[INSTRUCTIONS FOR THE TASK]: Give all of the lines again exactly as they read.

[DATASET ENTRIES]:
[Start]

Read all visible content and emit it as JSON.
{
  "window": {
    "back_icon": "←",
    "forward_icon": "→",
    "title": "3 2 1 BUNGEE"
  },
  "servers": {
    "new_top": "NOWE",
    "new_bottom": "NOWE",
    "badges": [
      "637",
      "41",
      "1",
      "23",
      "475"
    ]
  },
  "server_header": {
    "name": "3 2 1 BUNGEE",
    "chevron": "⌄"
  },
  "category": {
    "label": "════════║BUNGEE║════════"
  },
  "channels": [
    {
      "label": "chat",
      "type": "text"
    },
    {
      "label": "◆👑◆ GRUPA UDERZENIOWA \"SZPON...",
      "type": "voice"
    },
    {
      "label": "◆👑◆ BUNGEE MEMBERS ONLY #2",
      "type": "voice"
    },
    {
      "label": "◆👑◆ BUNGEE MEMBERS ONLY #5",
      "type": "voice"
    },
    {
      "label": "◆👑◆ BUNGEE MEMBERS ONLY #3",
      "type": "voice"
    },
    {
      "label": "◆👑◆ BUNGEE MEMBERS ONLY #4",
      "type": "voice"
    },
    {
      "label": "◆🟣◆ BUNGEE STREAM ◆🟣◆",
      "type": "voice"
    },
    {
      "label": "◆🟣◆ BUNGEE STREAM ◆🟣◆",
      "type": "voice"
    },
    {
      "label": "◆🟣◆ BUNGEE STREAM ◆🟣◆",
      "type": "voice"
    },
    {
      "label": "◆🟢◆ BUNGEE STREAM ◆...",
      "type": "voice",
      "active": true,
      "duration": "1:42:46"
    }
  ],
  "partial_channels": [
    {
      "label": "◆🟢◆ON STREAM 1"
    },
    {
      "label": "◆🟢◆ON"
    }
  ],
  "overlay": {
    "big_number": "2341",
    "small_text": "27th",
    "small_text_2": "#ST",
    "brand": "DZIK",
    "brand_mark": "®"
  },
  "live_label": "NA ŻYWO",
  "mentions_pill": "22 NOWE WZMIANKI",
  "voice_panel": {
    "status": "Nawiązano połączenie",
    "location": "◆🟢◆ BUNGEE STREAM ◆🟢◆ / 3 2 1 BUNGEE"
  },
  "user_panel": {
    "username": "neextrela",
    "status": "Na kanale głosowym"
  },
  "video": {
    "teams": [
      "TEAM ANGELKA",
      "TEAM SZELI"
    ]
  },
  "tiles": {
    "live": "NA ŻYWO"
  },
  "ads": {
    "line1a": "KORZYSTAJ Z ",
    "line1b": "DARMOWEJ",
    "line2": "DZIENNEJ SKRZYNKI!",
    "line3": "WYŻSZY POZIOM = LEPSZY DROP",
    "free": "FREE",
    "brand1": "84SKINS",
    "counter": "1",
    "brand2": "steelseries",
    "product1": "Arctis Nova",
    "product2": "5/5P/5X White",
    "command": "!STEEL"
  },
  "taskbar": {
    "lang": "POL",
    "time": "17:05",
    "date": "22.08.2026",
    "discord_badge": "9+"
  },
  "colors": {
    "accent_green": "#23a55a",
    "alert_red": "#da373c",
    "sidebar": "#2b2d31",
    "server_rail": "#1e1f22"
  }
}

[End]

[FINAL ANSWER]:
Read all visible content and emit it as JSON.
{
  "window": {
    "back_icon": "←",
    "forward_icon": "→",
    "title": "3 2 1 BUNGEE"
  },
  "servers": {
    "new_top": "NOWE",
    "new_bottom": "NOWE",
    "badges": [
      "637",
      "41",
      "1",
      "23",
      "475"
    ]
  },
  "server_header": {
    "name": "3 2 1 BUNGEE",
    "chevron": "⌄"
  },
  "category": {
    "label": "════════║BUNGEE║════════"
  },
  "channels": [
    {
      "label": "chat",
      "type": "text"
    },
    {
      "label": "◆👑◆ GRUPA UDERZENIOWA \"SZPON...",
      "type": "voice"
    },
    {
      "label": "◆👑◆ BUNGEE MEMBERS ONLY #2",
      "type": "voice"
    },
    {
      "label": "◆👑◆ BUNGEE MEMBERS ONLY #5",
      "type": "voice"
    },
    {
      "label": "◆👑◆ BUNGEE MEMBERS ONLY #3",
      "type": "voice"
    },
    {
      "label": "◆👑◆ BUNGEE MEMBERS ONLY #4",
      "type": "voice"
    },
    {
      "label": "◆🟣◆ BUNGEE STREAM ◆🟣◆",
      "type": "voice"
    },
    {
      "label": "◆🟣◆ BUNGEE STREAM ◆🟣◆",
      "type": "voice"
    },
    {
      "label": "◆🟣◆ BUNGEE STREAM ◆🟣◆",
      "type": "voice"
    },
    {
      "label": "◆🟢◆ BUNGEE STREAM ◆...",
      "type": "voice",
      "active": true,
      "duration": "1:42:46"
    }
  ],
  "partial_channels": [
    {
      "label": "◆🟢◆ON STREAM 1"
    },
    {
      "label": "◆🟢◆ON"
    }
  ],
  "overlay": {
    "big_number": "2341",
    "small_text": "27th",
    "small_text_2": "#ST",
    "brand": "DZIK",
    "brand_mark": "®"
  },
  "live_label": "NA ŻYWO",
  "mentions_pill": "22 NOWE WZMIANKI",
  "voice_panel": {
    "status": "Nawiązano połączenie",
    "location": "◆🟢◆ BUNGEE STREAM ◆🟢◆ / 3 2 1 BUNGEE"
  },
  "user_panel": {
    "username": "neextrela",
    "status": "Na kanale głosowym"
  },
  "video": {
    "teams": [
      "TEAM ANGELKA",
      "TEAM SZELI"
    ]
  },
  "tiles": {
    "live": "NA ŻYWO"
  },
  "ads": {
    "line1a": "KORZYSTAJ Z ",
    "line1b": "DARMOWEJ",
    "line2": "DZIENNEJ SKRZYNKI!",
    "line3": "WYŻSZY POZIOM = LEPSZY DROP",
    "free": "FREE",
    "brand1": "84SKINS",
    "counter": "1",
    "brand2": "steelseries",
    "product1": "Arctis Nova",
    "product2": "5/5P/5X White",
    "command": "!STEEL"
  },
  "taskbar": {
    "lang": "POL",
    "time": "17:05",
    "date": "22.08.2026",
    "discord_badge": "9+"
  },
  "colors": {
    "accent_green": "#23a55a",
    "alert_red": "#da373c",
    "sidebar": "#2b2d31",
    "server_rail": "#1e1f22"
  }
}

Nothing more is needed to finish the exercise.